• [PROBLEM]: Pull each line holding "this" out of the entries below.

• [EXCERPTED DATA]:

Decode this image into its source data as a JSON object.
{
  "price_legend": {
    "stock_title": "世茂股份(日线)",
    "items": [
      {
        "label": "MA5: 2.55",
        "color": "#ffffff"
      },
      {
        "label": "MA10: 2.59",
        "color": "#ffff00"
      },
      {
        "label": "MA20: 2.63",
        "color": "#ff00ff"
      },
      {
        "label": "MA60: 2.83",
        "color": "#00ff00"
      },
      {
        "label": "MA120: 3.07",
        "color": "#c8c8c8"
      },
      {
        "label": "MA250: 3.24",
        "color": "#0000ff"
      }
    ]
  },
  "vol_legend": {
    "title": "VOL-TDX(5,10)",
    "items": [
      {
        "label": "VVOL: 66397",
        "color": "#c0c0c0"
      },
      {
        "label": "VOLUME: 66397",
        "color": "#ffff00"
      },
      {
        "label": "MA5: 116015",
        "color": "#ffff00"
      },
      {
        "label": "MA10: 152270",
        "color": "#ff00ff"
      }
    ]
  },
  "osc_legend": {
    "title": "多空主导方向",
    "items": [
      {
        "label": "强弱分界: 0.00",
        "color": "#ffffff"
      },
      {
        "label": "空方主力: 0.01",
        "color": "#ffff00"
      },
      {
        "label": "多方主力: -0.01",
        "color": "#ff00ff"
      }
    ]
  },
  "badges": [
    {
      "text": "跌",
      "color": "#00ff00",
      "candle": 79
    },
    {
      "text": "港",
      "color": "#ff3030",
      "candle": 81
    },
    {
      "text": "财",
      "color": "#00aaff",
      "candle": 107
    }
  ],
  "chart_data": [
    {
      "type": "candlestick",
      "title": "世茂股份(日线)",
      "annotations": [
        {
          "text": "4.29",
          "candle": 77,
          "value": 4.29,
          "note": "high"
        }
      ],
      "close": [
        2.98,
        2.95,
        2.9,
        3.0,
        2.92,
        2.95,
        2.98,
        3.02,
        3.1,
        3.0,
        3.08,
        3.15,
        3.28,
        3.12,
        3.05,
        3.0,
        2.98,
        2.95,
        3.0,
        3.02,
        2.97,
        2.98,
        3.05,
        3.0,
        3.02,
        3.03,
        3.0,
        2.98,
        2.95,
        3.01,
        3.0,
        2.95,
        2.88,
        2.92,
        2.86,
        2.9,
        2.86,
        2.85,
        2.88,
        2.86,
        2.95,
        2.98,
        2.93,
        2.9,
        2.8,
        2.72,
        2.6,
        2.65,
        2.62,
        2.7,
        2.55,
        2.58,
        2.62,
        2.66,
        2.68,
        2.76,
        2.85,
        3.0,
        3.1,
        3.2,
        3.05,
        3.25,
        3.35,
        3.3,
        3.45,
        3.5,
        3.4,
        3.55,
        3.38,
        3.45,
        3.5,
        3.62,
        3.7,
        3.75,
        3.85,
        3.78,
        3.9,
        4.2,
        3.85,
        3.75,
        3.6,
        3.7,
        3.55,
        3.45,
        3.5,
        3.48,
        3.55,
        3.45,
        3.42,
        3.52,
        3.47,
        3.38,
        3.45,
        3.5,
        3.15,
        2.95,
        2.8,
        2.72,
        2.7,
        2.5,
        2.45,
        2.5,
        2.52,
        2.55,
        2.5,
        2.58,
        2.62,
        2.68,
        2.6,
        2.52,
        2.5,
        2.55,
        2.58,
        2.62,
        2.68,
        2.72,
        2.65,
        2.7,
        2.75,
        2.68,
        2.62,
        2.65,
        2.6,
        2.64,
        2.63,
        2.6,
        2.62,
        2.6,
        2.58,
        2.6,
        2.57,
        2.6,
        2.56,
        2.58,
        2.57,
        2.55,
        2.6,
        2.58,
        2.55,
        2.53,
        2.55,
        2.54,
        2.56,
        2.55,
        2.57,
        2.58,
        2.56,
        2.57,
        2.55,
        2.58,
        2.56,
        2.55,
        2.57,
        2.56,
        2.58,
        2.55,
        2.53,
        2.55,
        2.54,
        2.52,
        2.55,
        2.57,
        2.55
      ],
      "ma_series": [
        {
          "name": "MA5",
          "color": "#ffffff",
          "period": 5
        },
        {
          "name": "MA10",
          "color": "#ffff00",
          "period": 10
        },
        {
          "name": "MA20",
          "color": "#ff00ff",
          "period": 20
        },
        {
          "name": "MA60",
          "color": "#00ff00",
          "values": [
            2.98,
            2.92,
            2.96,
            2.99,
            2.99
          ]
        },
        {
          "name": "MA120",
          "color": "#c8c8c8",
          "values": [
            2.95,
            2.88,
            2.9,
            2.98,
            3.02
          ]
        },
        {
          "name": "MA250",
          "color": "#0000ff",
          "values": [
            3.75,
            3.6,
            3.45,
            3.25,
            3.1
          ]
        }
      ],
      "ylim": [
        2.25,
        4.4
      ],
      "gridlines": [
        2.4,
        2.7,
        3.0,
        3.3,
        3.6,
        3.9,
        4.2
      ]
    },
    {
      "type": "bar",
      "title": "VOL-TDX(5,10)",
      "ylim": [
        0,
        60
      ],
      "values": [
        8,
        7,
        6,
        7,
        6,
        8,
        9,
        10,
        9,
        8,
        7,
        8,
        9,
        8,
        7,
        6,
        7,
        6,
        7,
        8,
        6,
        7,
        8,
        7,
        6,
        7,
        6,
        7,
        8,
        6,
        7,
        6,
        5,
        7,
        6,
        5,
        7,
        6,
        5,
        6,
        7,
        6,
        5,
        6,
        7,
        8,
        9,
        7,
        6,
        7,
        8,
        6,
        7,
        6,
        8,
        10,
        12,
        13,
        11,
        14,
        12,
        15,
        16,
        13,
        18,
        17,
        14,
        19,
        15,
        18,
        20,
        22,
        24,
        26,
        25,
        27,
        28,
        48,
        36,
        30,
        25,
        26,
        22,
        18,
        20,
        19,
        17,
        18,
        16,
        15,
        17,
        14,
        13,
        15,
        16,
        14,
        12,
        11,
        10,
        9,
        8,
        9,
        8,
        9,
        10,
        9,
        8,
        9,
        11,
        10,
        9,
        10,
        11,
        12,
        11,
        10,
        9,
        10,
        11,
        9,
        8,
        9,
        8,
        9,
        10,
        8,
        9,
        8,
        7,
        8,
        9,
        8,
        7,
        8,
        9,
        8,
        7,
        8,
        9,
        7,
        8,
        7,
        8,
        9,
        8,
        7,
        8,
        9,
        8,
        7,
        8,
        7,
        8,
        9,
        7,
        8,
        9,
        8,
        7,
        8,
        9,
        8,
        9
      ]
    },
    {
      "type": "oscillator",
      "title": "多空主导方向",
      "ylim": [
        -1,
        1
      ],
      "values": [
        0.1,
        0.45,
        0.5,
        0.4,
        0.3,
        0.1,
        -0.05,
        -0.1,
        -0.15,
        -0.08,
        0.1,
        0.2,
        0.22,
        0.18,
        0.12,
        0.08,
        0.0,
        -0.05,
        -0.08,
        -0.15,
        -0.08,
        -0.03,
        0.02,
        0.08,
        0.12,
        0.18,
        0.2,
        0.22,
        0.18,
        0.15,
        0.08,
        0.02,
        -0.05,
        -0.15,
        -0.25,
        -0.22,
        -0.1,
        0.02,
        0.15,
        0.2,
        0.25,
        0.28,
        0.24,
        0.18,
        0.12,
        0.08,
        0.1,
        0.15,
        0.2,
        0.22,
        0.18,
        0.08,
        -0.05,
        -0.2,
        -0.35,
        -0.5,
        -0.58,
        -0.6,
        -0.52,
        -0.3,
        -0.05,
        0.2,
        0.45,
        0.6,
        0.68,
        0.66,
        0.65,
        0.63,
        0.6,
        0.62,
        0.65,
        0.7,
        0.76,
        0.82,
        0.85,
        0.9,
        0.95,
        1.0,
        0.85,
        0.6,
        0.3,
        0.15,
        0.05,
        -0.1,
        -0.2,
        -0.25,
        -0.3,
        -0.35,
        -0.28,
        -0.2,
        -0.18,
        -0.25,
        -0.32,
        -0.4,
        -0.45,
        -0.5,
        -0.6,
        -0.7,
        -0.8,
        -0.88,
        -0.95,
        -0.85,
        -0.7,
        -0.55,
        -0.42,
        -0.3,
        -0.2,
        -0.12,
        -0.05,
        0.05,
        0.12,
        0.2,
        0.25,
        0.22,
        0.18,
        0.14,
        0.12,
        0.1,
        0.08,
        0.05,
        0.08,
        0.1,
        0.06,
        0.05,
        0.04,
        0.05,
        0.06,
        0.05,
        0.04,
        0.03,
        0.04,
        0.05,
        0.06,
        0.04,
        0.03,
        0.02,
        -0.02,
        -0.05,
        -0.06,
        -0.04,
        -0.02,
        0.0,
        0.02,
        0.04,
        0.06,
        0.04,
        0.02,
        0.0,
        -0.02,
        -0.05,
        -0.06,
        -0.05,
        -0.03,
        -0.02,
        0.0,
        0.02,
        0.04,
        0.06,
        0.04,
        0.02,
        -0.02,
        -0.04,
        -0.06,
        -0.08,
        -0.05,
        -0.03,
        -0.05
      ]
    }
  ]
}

* * *

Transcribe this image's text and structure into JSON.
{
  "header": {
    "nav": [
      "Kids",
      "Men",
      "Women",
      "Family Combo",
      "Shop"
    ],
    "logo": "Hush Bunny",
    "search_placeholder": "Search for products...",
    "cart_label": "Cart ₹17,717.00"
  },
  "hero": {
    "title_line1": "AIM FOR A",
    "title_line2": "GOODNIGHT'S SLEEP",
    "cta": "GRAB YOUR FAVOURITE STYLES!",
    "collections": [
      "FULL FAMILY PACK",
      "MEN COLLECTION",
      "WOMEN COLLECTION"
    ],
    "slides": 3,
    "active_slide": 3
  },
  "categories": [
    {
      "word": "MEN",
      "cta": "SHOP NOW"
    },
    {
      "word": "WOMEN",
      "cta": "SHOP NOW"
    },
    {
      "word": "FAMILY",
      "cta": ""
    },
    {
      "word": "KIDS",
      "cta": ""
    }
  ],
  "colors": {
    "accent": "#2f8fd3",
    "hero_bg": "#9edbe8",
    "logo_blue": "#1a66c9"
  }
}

• [TASK RESULT]:
Decode this image into its source data as a JSON object.
Transcribe this image's text and structure into JSON.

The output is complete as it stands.